**What you are asked to do**. Repeat exactly each line of the data provided below.

** Start of Excerpted records **

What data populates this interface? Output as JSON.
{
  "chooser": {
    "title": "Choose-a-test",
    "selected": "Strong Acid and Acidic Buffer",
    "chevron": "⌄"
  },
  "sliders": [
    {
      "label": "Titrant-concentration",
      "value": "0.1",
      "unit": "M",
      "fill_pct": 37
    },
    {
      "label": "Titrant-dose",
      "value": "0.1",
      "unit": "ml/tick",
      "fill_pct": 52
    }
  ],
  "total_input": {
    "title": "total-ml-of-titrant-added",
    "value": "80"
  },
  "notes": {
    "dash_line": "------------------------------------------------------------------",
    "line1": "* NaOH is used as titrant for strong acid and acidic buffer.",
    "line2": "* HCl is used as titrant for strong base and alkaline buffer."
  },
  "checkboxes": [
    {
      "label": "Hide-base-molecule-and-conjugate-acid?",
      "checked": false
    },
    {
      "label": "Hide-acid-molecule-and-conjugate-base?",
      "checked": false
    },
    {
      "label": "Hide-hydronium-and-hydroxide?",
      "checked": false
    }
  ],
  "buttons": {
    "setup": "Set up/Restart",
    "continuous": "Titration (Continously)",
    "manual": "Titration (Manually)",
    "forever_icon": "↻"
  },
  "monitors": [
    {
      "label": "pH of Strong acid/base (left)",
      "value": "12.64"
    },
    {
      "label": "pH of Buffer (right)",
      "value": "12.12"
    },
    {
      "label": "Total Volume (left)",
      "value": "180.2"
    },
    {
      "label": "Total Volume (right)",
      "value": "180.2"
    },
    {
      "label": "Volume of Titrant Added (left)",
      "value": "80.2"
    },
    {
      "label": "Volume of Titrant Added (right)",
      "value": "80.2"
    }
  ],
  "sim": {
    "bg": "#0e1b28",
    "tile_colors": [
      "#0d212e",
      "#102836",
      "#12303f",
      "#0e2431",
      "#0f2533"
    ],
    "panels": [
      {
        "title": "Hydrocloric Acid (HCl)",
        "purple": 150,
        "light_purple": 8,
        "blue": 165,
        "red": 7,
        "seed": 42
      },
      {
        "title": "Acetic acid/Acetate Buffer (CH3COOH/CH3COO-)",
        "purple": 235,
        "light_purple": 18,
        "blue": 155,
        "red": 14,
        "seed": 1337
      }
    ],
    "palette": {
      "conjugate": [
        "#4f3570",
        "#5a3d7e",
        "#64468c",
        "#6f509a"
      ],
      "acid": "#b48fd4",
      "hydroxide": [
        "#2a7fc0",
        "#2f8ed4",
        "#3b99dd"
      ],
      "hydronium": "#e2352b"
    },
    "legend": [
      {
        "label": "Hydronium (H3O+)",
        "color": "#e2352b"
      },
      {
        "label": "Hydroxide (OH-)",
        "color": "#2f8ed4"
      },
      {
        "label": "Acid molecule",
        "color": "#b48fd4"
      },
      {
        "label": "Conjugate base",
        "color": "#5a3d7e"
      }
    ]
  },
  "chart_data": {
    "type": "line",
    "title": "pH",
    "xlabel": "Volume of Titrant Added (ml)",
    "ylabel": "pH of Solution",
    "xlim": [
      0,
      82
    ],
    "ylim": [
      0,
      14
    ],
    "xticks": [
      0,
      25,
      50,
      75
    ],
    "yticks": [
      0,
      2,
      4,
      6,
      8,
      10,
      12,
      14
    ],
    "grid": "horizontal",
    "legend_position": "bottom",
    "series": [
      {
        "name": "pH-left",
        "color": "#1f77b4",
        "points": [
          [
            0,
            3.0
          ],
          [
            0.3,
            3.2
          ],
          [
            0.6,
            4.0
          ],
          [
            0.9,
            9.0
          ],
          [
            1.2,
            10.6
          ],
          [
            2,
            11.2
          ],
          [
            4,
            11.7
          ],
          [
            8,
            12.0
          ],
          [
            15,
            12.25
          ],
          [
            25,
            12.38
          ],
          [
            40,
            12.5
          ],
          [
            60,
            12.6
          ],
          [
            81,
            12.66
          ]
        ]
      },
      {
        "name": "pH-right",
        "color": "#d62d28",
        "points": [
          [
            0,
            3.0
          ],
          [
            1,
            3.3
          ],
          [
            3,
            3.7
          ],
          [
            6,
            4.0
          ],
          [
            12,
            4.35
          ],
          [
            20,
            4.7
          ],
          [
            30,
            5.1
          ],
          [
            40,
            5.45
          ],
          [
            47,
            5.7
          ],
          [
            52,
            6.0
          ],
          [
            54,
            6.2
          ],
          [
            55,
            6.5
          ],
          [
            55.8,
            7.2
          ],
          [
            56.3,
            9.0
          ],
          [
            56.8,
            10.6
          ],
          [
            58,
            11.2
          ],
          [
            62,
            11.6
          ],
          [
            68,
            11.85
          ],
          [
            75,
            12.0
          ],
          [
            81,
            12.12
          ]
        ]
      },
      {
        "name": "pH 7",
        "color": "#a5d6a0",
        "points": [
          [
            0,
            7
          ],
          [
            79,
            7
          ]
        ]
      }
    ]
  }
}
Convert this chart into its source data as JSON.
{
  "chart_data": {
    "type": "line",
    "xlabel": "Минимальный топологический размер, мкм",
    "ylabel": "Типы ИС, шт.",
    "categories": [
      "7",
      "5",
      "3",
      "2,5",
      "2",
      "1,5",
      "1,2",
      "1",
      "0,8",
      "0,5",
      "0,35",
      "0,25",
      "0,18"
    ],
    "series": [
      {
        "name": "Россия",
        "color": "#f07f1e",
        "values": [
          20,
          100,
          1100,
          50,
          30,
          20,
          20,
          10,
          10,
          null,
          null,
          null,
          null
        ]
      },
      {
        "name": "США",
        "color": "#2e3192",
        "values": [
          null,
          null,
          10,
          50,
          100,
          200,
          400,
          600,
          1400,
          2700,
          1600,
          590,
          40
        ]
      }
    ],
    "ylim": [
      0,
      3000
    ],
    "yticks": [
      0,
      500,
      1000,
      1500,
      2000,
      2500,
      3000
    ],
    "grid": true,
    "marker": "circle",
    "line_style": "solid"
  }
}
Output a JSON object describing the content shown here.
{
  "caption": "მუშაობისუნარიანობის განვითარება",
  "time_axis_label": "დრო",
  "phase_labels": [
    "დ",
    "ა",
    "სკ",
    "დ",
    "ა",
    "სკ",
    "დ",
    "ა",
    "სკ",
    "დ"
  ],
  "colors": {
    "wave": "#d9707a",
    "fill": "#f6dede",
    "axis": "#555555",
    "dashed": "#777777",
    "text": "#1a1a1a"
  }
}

** End of Excerpted records **

**The answer**.
What data populates this interface? Output as JSON.
{
  "chooser": {
    "title": "Choose-a-test",
    "selected": "Strong Acid and Acidic Buffer",
    "chevron": "⌄"
  },
  "sliders": [
    {
      "label": "Titrant-concentration",
      "value": "0.1",
      "unit": "M",
      "fill_pct": 37
    },
    {
      "label": "Titrant-dose",
      "value": "0.1",
      "unit": "ml/tick",
      "fill_pct": 52
    }
  ],
  "total_input": {
    "title": "total-ml-of-titrant-added",
    "value": "80"
  },
  "notes": {
    "dash_line": "------------------------------------------------------------------",
    "line1": "* NaOH is used as titrant for strong acid and acidic buffer.",
    "line2": "* HCl is used as titrant for strong base and alkaline buffer."
  },
  "checkboxes": [
    {
      "label": "Hide-base-molecule-and-conjugate-acid?",
      "checked": false
    },
    {
      "label": "Hide-acid-molecule-and-conjugate-base?",
      "checked": false
    },
    {
      "label": "Hide-hydronium-and-hydroxide?",
      "checked": false
    }
  ],
  "buttons": {
    "setup": "Set up/Restart",
    "continuous": "Titration (Continously)",
    "manual": "Titration (Manually)",
    "forever_icon": "↻"
  },
  "monitors": [
    {
      "label": "pH of Strong acid/base (left)",
      "value": "12.64"
    },
    {
      "label": "pH of Buffer (right)",
      "value": "12.12"
    },
    {
      "label": "Total Volume (left)",
      "value": "180.2"
    },
    {
      "label": "Total Volume (right)",
      "value": "180.2"
    },
    {
      "label": "Volume of Titrant Added (left)",
      "value": "80.2"
    },
    {
      "label": "Volume of Titrant Added (right)",
      "value": "80.2"
    }
  ],
  "sim": {
    "bg": "#0e1b28",
    "tile_colors": [
      "#0d212e",
      "#102836",
      "#12303f",
      "#0e2431",
      "#0f2533"
    ],
    "panels": [
      {
        "title": "Hydrocloric Acid (HCl)",
        "purple": 150,
        "light_purple": 8,
        "blue": 165,
        "red": 7,
        "seed": 42
      },
      {
        "title": "Acetic acid/Acetate Buffer (CH3COOH/CH3COO-)",
        "purple": 235,
        "light_purple": 18,
        "blue": 155,
        "red": 14,
        "seed": 1337
      }
    ],
    "palette": {
      "conjugate": [
        "#4f3570",
        "#5a3d7e",
        "#64468c",
        "#6f509a"
      ],
      "acid": "#b48fd4",
      "hydroxide": [
        "#2a7fc0",
        "#2f8ed4",
        "#3b99dd"
      ],
      "hydronium": "#e2352b"
    },
    "legend": [
      {
        "label": "Hydronium (H3O+)",
        "color": "#e2352b"
      },
      {
        "label": "Hydroxide (OH-)",
        "color": "#2f8ed4"
      },
      {
        "label": "Acid molecule",
        "color": "#b48fd4"
      },
      {
        "label": "Conjugate base",
        "color": "#5a3d7e"
      }
    ]
  },
  "chart_data": {
    "type": "line",
    "title": "pH",
    "xlabel": "Volume of Titrant Added (ml)",
    "ylabel": "pH of Solution",
    "xlim": [
      0,
      82
    ],
    "ylim": [
      0,
      14
    ],
    "xticks": [
      0,
      25,
      50,
      75
    ],
    "yticks": [
      0,
      2,
      4,
      6,
      8,
      10,
      12,
      14
    ],
    "grid": "horizontal",
    "legend_position": "bottom",
    "series": [
      {
        "name": "pH-left",
        "color": "#1f77b4",
        "points": [
          [
            0,
            3.0
          ],
          [
            0.3,
            3.2
          ],
          [
            0.6,
            4.0
          ],
          [
            0.9,
            9.0
          ],
          [
            1.2,
            10.6
          ],
          [
            2,
            11.2
          ],
          [
            4,
            11.7
          ],
          [
            8,
            12.0
          ],
          [
            15,
            12.25
          ],
          [
            25,
            12.38
          ],
          [
            40,
            12.5
          ],
          [
            60,
            12.6
          ],
          [
            81,
            12.66
          ]
        ]
      },
      {
        "name": "pH-right",
        "color": "#d62d28",
        "points": [
          [
            0,
            3.0
          ],
          [
            1,
            3.3
          ],
          [
            3,
            3.7
          ],
          [
            6,
            4.0
          ],
          [
            12,
            4.35
          ],
          [
            20,
            4.7
          ],
          [
            30,
            5.1
          ],
          [
            40,
            5.45
          ],
          [
            47,
            5.7
          ],
          [
            52,
            6.0
          ],
          [
            54,
            6.2
          ],
          [
            55,
            6.5
          ],
          [
            55.8,
            7.2
          ],
          [
            56.3,
            9.0
          ],
          [
            56.8,
            10.6
          ],
          [
            58,
            11.2
          ],
          [
            62,
            11.6
          ],
          [
            68,
            11.85
          ],
          [
            75,
            12.0
          ],
          [
            81,
            12.12
          ]
        ]
      },
      {
        "name": "pH 7",
        "color": "#a5d6a0",
        "points": [
          [
            0,
            7
          ],
          [
            79,
            7
          ]
        ]
      }
    ]
  }
}
Convert this chart into its source data as JSON.
{
  "chart_data": {
    "type": "line",
    "xlabel": "Минимальный топологический размер, мкм",
    "ylabel": "Типы ИС, шт.",
    "categories": [
      "7",
      "5",
      "3",
      "2,5",
      "2",
      "1,5",
      "1,2",
      "1",
      "0,8",
      "0,5",
      "0,35",
      "0,25",
      "0,18"
    ],
    "series": [
      {
        "name": "Россия",
        "color": "#f07f1e",
        "values": [
          20,
          100,
          1100,
          50,
          30,
          20,
          20,
          10,
          10,
          null,
          null,
          null,
          null
        ]
      },
      {
        "name": "США",
        "color": "#2e3192",
        "values": [
          null,
          null,
          10,
          50,
          100,
          200,
          400,
          600,
          1400,
          2700,
          1600,
          590,
          40
        ]
      }
    ],
    "ylim": [
      0,
      3000
    ],
    "yticks": [
      0,
      500,
      1000,
      1500,
      2000,
      2500,
      3000
    ],
    "grid": true,
    "marker": "circle",
    "line_style": "solid"
  }
}
Output a JSON object describing the content shown here.
{
  "caption": "მუშაობისუნარიანობის განვითარება",
  "time_axis_label": "დრო",
  "phase_labels": [
    "დ",
    "ა",
    "სკ",
    "დ",
    "ა",
    "სკ",
    "დ",
    "ა",
    "სკ",
    "დ"
  ],
  "colors": {
    "wave": "#d9707a",
    "fill": "#f6dede",
    "axis": "#555555",
    "dashed": "#777777",
    "text": "#1a1a1a"
  }
}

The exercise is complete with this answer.